**STATED GOAL**
Show every line of the records below that contains the word "faire".

[Stored items from a collection]

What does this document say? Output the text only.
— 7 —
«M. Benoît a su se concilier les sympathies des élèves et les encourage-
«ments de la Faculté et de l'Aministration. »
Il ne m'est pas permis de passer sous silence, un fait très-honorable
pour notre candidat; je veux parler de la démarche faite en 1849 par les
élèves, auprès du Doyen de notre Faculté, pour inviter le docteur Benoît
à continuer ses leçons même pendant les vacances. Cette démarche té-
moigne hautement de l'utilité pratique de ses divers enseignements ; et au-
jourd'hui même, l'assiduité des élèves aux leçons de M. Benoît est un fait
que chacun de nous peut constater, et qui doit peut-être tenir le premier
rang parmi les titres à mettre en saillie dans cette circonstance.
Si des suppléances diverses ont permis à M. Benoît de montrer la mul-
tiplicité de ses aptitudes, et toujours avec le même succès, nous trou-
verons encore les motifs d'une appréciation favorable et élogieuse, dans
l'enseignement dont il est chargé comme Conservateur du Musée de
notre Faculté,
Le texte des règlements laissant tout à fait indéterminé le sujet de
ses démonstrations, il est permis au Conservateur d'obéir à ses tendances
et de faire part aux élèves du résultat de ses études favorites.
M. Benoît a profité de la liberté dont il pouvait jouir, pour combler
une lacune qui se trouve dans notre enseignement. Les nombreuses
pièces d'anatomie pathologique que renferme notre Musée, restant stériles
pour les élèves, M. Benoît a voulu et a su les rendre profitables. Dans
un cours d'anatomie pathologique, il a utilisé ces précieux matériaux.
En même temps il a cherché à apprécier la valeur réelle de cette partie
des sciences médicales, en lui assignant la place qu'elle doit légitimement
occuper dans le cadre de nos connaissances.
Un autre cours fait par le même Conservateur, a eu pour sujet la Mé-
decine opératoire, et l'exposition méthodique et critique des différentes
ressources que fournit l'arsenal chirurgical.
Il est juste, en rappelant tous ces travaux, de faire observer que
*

**CORRECT RESULT**
et de faire part aux élèves du résultat de ses études favorites.
Il est juste, en rappelant tous ces travaux, de faire observer que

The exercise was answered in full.